■ TASK DIRECTIONS: Put each line of the entries below into a numbered list, skipping any blank lines. Leave the pictures out of your answer.
Start of SUPPLIED ENTRIES
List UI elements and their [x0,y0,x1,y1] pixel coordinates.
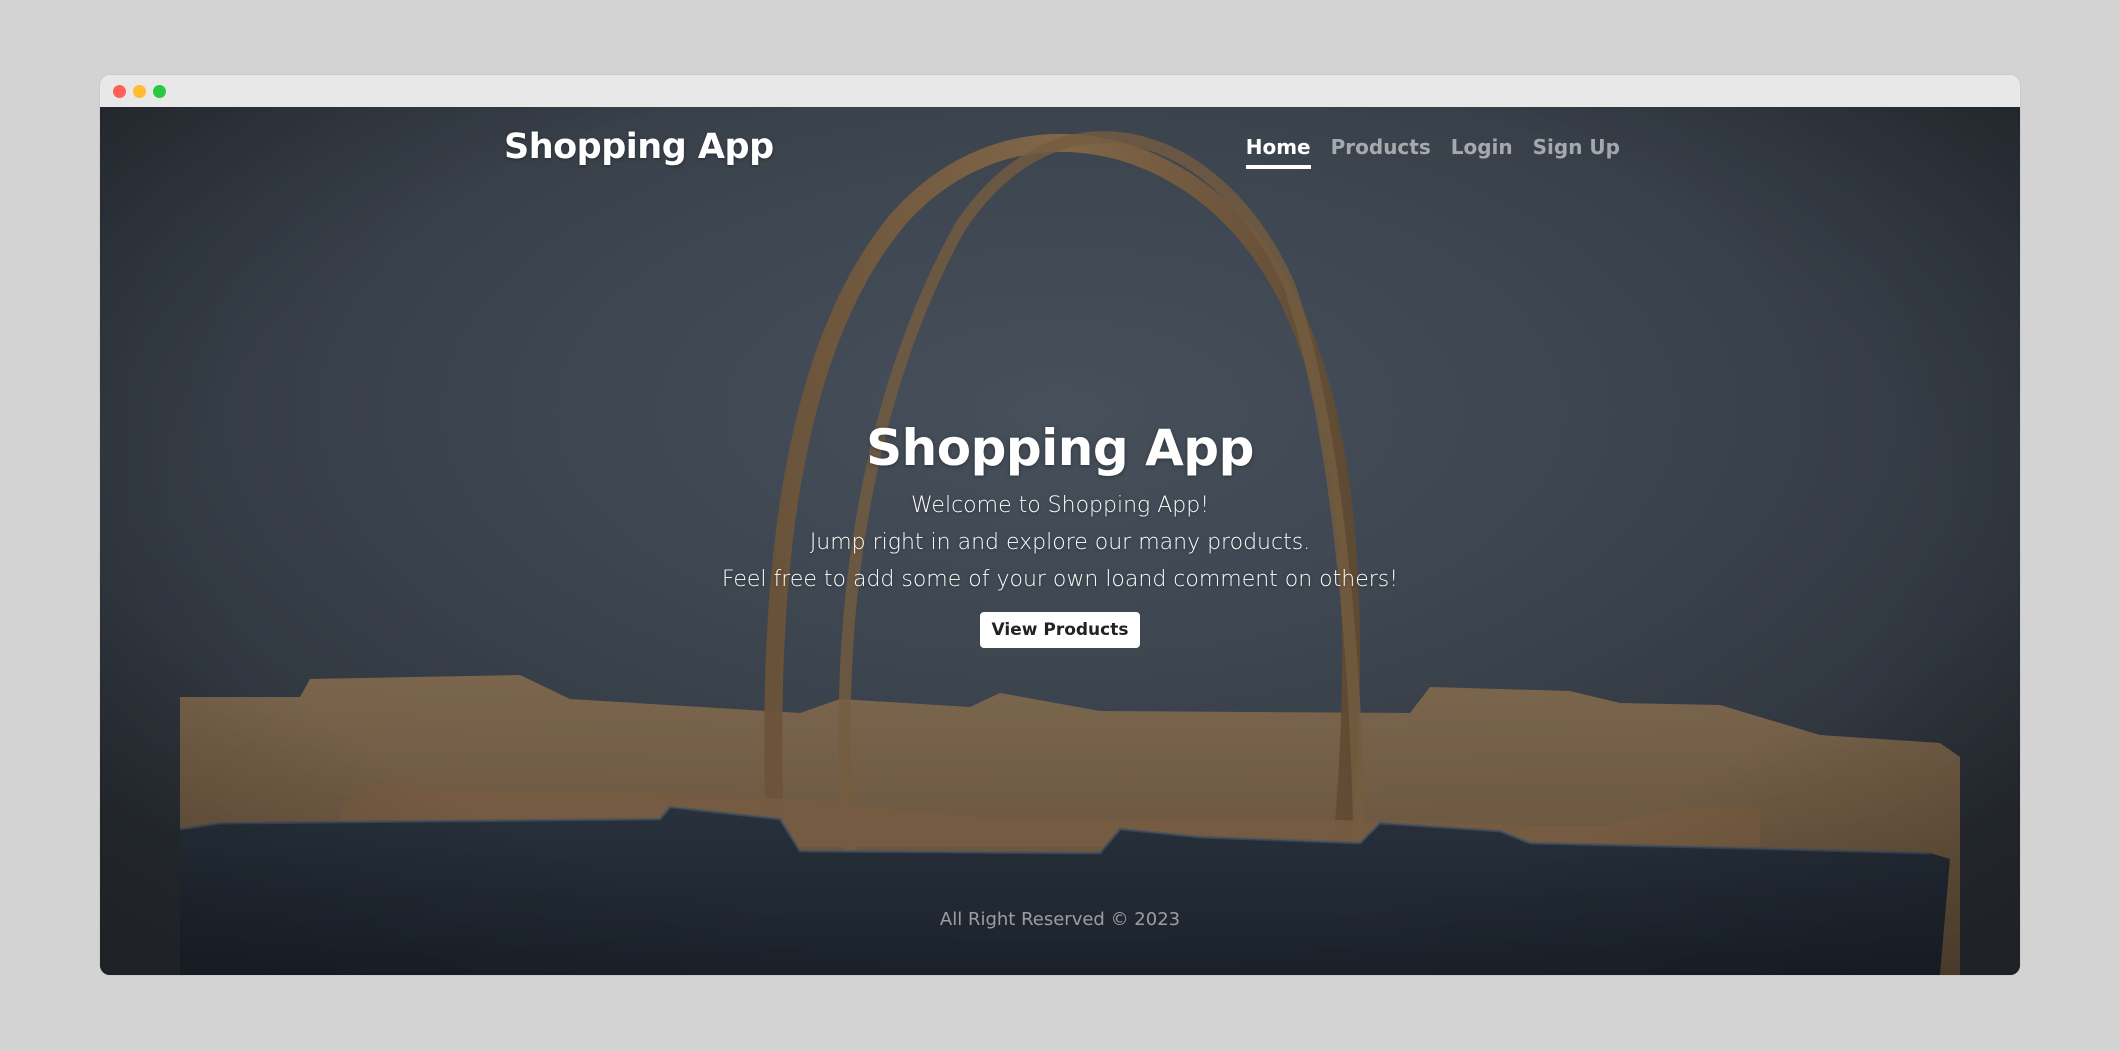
navbar-brand[interactable]: Shopping App [504,127,774,167]
view-products-button[interactable]: View Products [979,612,1141,648]
close-window-button[interactable] [113,85,126,98]
top-navbar: Shopping App Home Products Login Sign Up [100,107,2020,197]
nav-link-login[interactable]: Login [1451,135,1513,169]
nav-link-products[interactable]: Products [1331,135,1431,169]
minimize-window-button[interactable] [133,85,146,98]
hero-description: Welcome to Shopping App! Jump right in a… [100,487,2020,598]
window-titlebar [100,75,2020,107]
page-footer: All Right Reserved © 2023 [939,909,1181,930]
hero-title: Shopping App [866,419,1254,477]
maximize-window-button[interactable] [153,85,166,98]
page-viewport: Shopping App Home Products Login Sign Up… [100,107,2020,975]
hero-section: Shopping App Welcome to Shopping App! Ju… [100,417,2020,648]
hero-line-add: Feel free to add some of your own loand … [721,567,1399,592]
nav-link-home[interactable]: Home [1245,135,1311,169]
hero-line-explore: Jump right in and explore our many produ… [809,530,1311,555]
browser-window: Shopping App Home Products Login Sign Up… [100,75,2020,975]
navbar-links: Home Products Login Sign Up [1245,135,1620,169]
nav-link-sign-up[interactable]: Sign Up [1533,135,1620,169]
hero-line-welcome: Welcome to Shopping App! [910,493,1210,518]
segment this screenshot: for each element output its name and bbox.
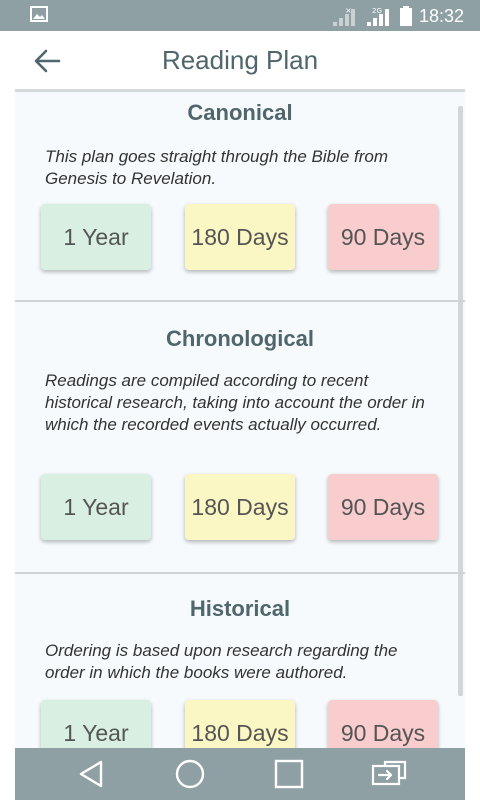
plan-list[interactable]: Canonical This plan goes straight throug… bbox=[15, 92, 465, 748]
plan-description: Ordering is based upon research regardin… bbox=[45, 641, 398, 682]
svg-text:2G: 2G bbox=[372, 7, 382, 15]
plan-title: Historical bbox=[189, 596, 291, 621]
status-time: 18:32 bbox=[418, 5, 464, 26]
canonical-1-year-button[interactable]: 1 Year bbox=[41, 204, 151, 270]
section-divider bbox=[15, 300, 465, 302]
home-circle-icon[interactable] bbox=[174, 758, 206, 790]
back-triangle-icon[interactable] bbox=[75, 758, 107, 790]
app-bar: Reading Plan bbox=[15, 31, 465, 92]
battery-icon bbox=[399, 6, 412, 26]
historical-1-year-button[interactable]: 1 Year bbox=[41, 700, 151, 748]
chronological-180-days-button[interactable]: 180 Days bbox=[185, 474, 295, 540]
image-notification-icon bbox=[30, 6, 48, 22]
section-divider bbox=[15, 572, 465, 574]
recents-square-icon[interactable] bbox=[273, 758, 305, 790]
system-nav-bar bbox=[15, 748, 465, 800]
signal-sim1-icon: × bbox=[332, 6, 355, 26]
chronological-1-year-button[interactable]: 1 Year bbox=[41, 474, 151, 540]
page-title: Reading Plan bbox=[161, 45, 319, 75]
signal-sim2-icon: 2G bbox=[366, 7, 389, 26]
status-bar: × 2G 18:32 bbox=[0, 0, 480, 31]
plan-title: Canonical bbox=[187, 100, 293, 125]
plan-description: This plan goes straight through the Bibl… bbox=[45, 147, 389, 188]
plan-title: Chronological bbox=[166, 326, 314, 351]
historical-90-days-button[interactable]: 90 Days bbox=[328, 700, 438, 748]
chronological-90-days-button[interactable]: 90 Days bbox=[328, 474, 438, 540]
historical-180-days-button[interactable]: 180 Days bbox=[185, 700, 295, 748]
canonical-90-days-button[interactable]: 90 Days bbox=[328, 204, 438, 270]
canonical-180-days-button[interactable]: 180 Days bbox=[185, 204, 295, 270]
plan-description: Readings are compiled according to recen… bbox=[45, 371, 425, 434]
svg-text:×: × bbox=[345, 6, 352, 15]
switch-screen-icon[interactable] bbox=[371, 758, 407, 790]
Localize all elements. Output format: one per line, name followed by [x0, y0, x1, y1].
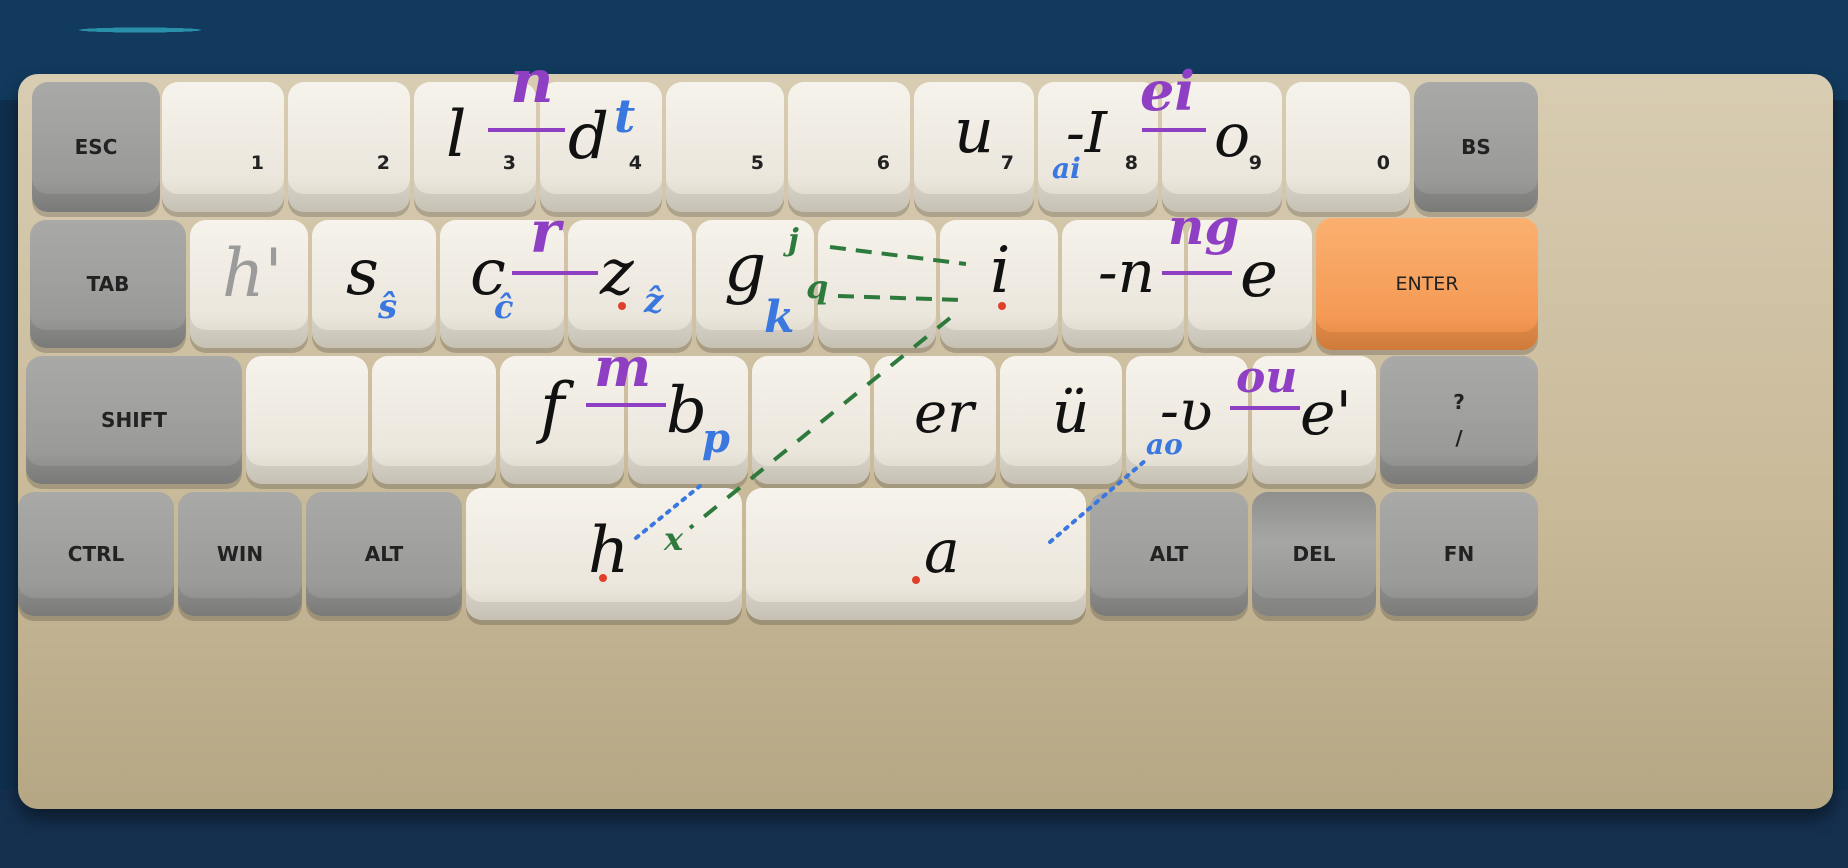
key-alt-right[interactable]: ALT [1090, 492, 1248, 616]
key-enter[interactable]: ENTER [1316, 218, 1538, 350]
key-d[interactable] [500, 356, 624, 484]
key-9-label: 9 [1248, 152, 1262, 174]
key-s[interactable] [372, 356, 496, 484]
key-0-label: 0 [1376, 152, 1390, 174]
key-j[interactable] [1000, 356, 1122, 484]
key-e[interactable] [440, 220, 564, 348]
key-space-right[interactable] [746, 488, 1086, 620]
key-del[interactable]: DEL [1252, 492, 1376, 616]
key-question-slash[interactable]: ? / [1380, 356, 1538, 484]
keyboard-photo: ESC 1 2 3 4 5 6 7 8 9 0 BS TAB ENTER SHI… [0, 0, 1848, 868]
key-3-label: 3 [502, 152, 516, 174]
key-7-label: 7 [1000, 152, 1014, 174]
key-6-label: 6 [876, 152, 890, 174]
key-2[interactable]: 2 [288, 82, 410, 212]
key-question-slash-labels: ? / [1453, 384, 1465, 456]
key-9[interactable]: 9 [1162, 82, 1282, 212]
key-q[interactable] [190, 220, 308, 348]
key-8-label: 8 [1124, 152, 1138, 174]
key-win[interactable]: WIN [178, 492, 302, 616]
key-g[interactable] [752, 356, 870, 484]
key-ctrl[interactable]: CTRL [18, 492, 174, 616]
key-enter-label: ENTER [1395, 273, 1459, 295]
key-win-label: WIN [216, 542, 264, 566]
key-w[interactable] [312, 220, 436, 348]
key-alt-right-label: ALT [1149, 542, 1189, 566]
key-backspace-label: BS [1461, 135, 1491, 159]
key-1[interactable]: 1 [162, 82, 284, 212]
key-k[interactable] [1126, 356, 1248, 484]
key-tab[interactable]: TAB [30, 220, 186, 348]
key-h[interactable] [874, 356, 996, 484]
key-u[interactable] [940, 220, 1058, 348]
key-7[interactable]: 7 [914, 82, 1034, 212]
key-t[interactable] [696, 220, 814, 348]
key-2-label: 2 [376, 152, 390, 174]
key-esc[interactable]: ESC [32, 82, 160, 212]
key-fn[interactable]: FN [1380, 492, 1538, 616]
key-tab-label: TAB [86, 272, 130, 296]
key-esc-label: ESC [74, 135, 118, 159]
key-l[interactable] [1252, 356, 1376, 484]
key-question-label: ? [1453, 390, 1465, 414]
key-5-label: 5 [750, 152, 764, 174]
key-del-label: DEL [1292, 542, 1336, 566]
key-3[interactable]: 3 [414, 82, 536, 212]
key-4-label: 4 [628, 152, 642, 174]
key-fn-label: FN [1443, 542, 1475, 566]
key-alt-left-label: ALT [364, 542, 404, 566]
key-ctrl-label: CTRL [67, 542, 125, 566]
key-6[interactable]: 6 [788, 82, 910, 212]
key-alt-left[interactable]: ALT [306, 492, 462, 616]
key-f[interactable] [628, 356, 748, 484]
key-a[interactable] [246, 356, 368, 484]
key-1-label: 1 [250, 152, 264, 174]
key-y[interactable] [818, 220, 936, 348]
key-shift[interactable]: SHIFT [26, 356, 242, 484]
key-5[interactable]: 5 [666, 82, 784, 212]
key-o[interactable] [1188, 220, 1312, 348]
key-8[interactable]: 8 [1038, 82, 1158, 212]
key-shift-label: SHIFT [101, 408, 167, 432]
key-i[interactable] [1062, 220, 1184, 348]
key-slash-label: / [1455, 426, 1463, 450]
key-space-left[interactable] [466, 488, 742, 620]
key-backspace[interactable]: BS [1414, 82, 1538, 212]
key-r[interactable] [568, 220, 692, 348]
key-4[interactable]: 4 [540, 82, 662, 212]
key-0[interactable]: 0 [1286, 82, 1410, 212]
End of SUPPLIED ENTRIES
■ OUTPUT FOR THIS EXERCISE:
1. List UI elements and their [x0,y0,x1,y1] pixel coordinates.
2. navbar-brand[interactable]: Shopping App [504,127,774,167]
3. view-products-button[interactable]: View Products [979,612,1141,648]
4. close-window-button[interactable] [113,85,126,98]
5. top-navbar: Shopping App Home Products Login Sign Up [100,107,2020,197]
6. nav-link-login[interactable]: Login [1451,135,1513,169]
7. nav-link-products[interactable]: Products [1331,135,1431,169]
8. minimize-window-button[interactable] [133,85,146,98]
9. hero-description: Welcome to Shopping App! Jump right in a… [100,487,2020,598]
10. window-titlebar [100,75,2020,107]
11. page-footer: All Right Reserved © 2023 [939,909,1181,930]
12. hero-title: Shopping App [866,419,1254,477]
13. maximize-window-button[interactable] [153,85,166,98]
14. page-viewport: Shopping App Home Products Login Sign Up… [100,107,2020,975]
15. hero-section: Shopping App Welcome to Shopping App! Ju… [100,417,2020,648]
16. hero-line-add: Feel free to add some of your own loand … [721,567,1399,592]
17. nav-link-home[interactable]: Home [1245,135,1311,169]
18. hero-line-explore: Jump right in and explore our many produ… [809,530,1311,555]
19. browser-window: Shopping App Home Products Login Sign Up… [100,75,2020,975]
20. navbar-links: Home Products Login Sign Up [1245,135,1620,169]
21. nav-link-sign-up[interactable]: Sign Up [1533,135,1620,169]
22. hero-line-welcome: Welcome to Shopping App! [910,493,1210,518]
23. segment this screenshot: for each element output its name and bbox.
24. plan-list[interactable]: Canonical This plan goes straight throug… bbox=[15, 92, 465, 748]
25. plan-description: Ordering is based upon research regardin… bbox=[45, 641, 398, 682]
26. svg-text:2G: 2G bbox=[372, 7, 382, 15]
27. plan-title: Historical bbox=[189, 596, 291, 621]
28. status-time: 18:32 bbox=[418, 5, 464, 26]
29. canonical-1-year-button[interactable]: 1 Year bbox=[41, 204, 151, 270]
30. section-divider bbox=[15, 300, 465, 302]
31. home-circle-icon[interactable] bbox=[174, 758, 206, 790]
32. back-triangle-icon[interactable] bbox=[75, 758, 107, 790]
33. app-bar: Reading Plan bbox=[15, 31, 465, 92]
34. battery-icon bbox=[399, 6, 412, 26]
35. historical-1-year-button[interactable]: 1 Year bbox=[41, 700, 151, 748]
36. chronological-180-days-button[interactable]: 180 Days bbox=[185, 474, 295, 540]
37. image-notification-icon bbox=[30, 6, 48, 22]
38. section-divider bbox=[15, 572, 465, 574]
39. recents-square-icon[interactable] bbox=[273, 758, 305, 790]
40. system-nav-bar bbox=[15, 748, 465, 800]
41. signal-sim1-icon: × bbox=[332, 6, 355, 26]
42. chronological-1-year-button[interactable]: 1 Year bbox=[41, 474, 151, 540]
43. page-title: Reading Plan bbox=[161, 45, 319, 75]
44. signal-sim2-icon: 2G bbox=[366, 7, 389, 26]
45. status-bar: × 2G 18:32 bbox=[0, 0, 480, 31]
46. plan-title: Canonical bbox=[187, 100, 293, 125]
47. plan-description: This plan goes straight through the Bibl… bbox=[45, 147, 389, 188]
48. plan-title: Chronological bbox=[166, 326, 314, 351]
49. historical-90-days-button[interactable]: 90 Days bbox=[328, 700, 438, 748]
50. chronological-90-days-button[interactable]: 90 Days bbox=[328, 474, 438, 540]
51. historical-180-days-button[interactable]: 180 Days bbox=[185, 700, 295, 748]
52. canonical-90-days-button[interactable]: 90 Days bbox=[328, 204, 438, 270]
53. canonical-180-days-button[interactable]: 180 Days bbox=[185, 204, 295, 270]
54. plan-description: Readings are compiled according to recen… bbox=[45, 371, 425, 434]
55. svg-text:×: × bbox=[345, 6, 352, 15]
56. switch-screen-icon[interactable] bbox=[371, 758, 407, 790]
57. Localize all elements. Output format: one per line, name followed by [x0, y0, x1, y1].
58. key-alt-right[interactable]: ALT [1090, 492, 1248, 616]
59. key-enter[interactable]: ENTER [1316, 218, 1538, 350]
60. key-d[interactable] [500, 356, 624, 484]
61. key-9-label: 9 [1248, 152, 1262, 174]
62. key-s[interactable] [372, 356, 496, 484]
63. key-0-label: 0 [1376, 152, 1390, 174]
64. key-j[interactable] [1000, 356, 1122, 484]
65. key-e[interactable] [440, 220, 564, 348]
66. key-space-right[interactable] [746, 488, 1086, 620]
67. key-del[interactable]: DEL [1252, 492, 1376, 616]
68. key-question-slash[interactable]: ? / [1380, 356, 1538, 484]
69. keyboard-photo: ESC 1 2 3 4 5 6 7 8 9 0 BS TAB ENTER SHI… [0, 0, 1848, 868]
70. key-3-label: 3 [502, 152, 516, 174]
71. key-7-label: 7 [1000, 152, 1014, 174]
72. key-6-label: 6 [876, 152, 890, 174]
73. key-2[interactable]: 2 [288, 82, 410, 212]
74. key-question-slash-labels: ? / [1453, 384, 1465, 456]
75. key-9[interactable]: 9 [1162, 82, 1282, 212]
76. key-q[interactable] [190, 220, 308, 348]
77. key-8-label: 8 [1124, 152, 1138, 174]
78. key-win[interactable]: WIN [178, 492, 302, 616]
79. key-g[interactable] [752, 356, 870, 484]
80. key-ctrl[interactable]: CTRL [18, 492, 174, 616]
81. key-enter-label: ENTER [1395, 273, 1459, 295]
82. key-win-label: WIN [216, 542, 264, 566]
83. key-w[interactable] [312, 220, 436, 348]
84. key-alt-right-label: ALT [1149, 542, 1189, 566]
85. key-backspace-label: BS [1461, 135, 1491, 159]
86. key-1[interactable]: 1 [162, 82, 284, 212]
87. key-k[interactable] [1126, 356, 1248, 484]
88. key-tab[interactable]: TAB [30, 220, 186, 348]
89. key-h[interactable] [874, 356, 996, 484]
90. key-u[interactable] [940, 220, 1058, 348]
91. key-7[interactable]: 7 [914, 82, 1034, 212]
92. key-t[interactable] [696, 220, 814, 348]
93. key-2-label: 2 [376, 152, 390, 174]
94. key-esc[interactable]: ESC [32, 82, 160, 212]
95. key-fn[interactable]: FN [1380, 492, 1538, 616]
96. key-tab-label: TAB [86, 272, 130, 296]
97. key-esc-label: ESC [74, 135, 118, 159]
98. key-l[interactable] [1252, 356, 1376, 484]
99. key-question-label: ? [1453, 390, 1465, 414]
100. key-5-label: 5 [750, 152, 764, 174]
101. key-del-label: DEL [1292, 542, 1336, 566]
102. key-3[interactable]: 3 [414, 82, 536, 212]
103. key-4-label: 4 [628, 152, 642, 174]
104. key-fn-label: FN [1443, 542, 1475, 566]
105. key-alt-left-label: ALT [364, 542, 404, 566]
106. key-ctrl-label: CTRL [67, 542, 125, 566]
107. key-6[interactable]: 6 [788, 82, 910, 212]
108. key-alt-left[interactable]: ALT [306, 492, 462, 616]
109. key-f[interactable] [628, 356, 748, 484]
110. key-a[interactable] [246, 356, 368, 484]
111. key-1-label: 1 [250, 152, 264, 174]
112. key-y[interactable] [818, 220, 936, 348]
113. key-shift[interactable]: SHIFT [26, 356, 242, 484]
114. key-5[interactable]: 5 [666, 82, 784, 212]
115. key-o[interactable] [1188, 220, 1312, 348]
116. key-8[interactable]: 8 [1038, 82, 1158, 212]
117. key-shift-label: SHIFT [101, 408, 167, 432]
118. key-i[interactable] [1062, 220, 1184, 348]
119. key-slash-label: / [1455, 426, 1463, 450]
120. key-space-left[interactable] [466, 488, 742, 620]
121. key-backspace[interactable]: BS [1414, 82, 1538, 212]
122. key-r[interactable] [568, 220, 692, 348]
123. key-4[interactable]: 4 [540, 82, 662, 212]
124. key-0[interactable]: 0 [1286, 82, 1410, 212]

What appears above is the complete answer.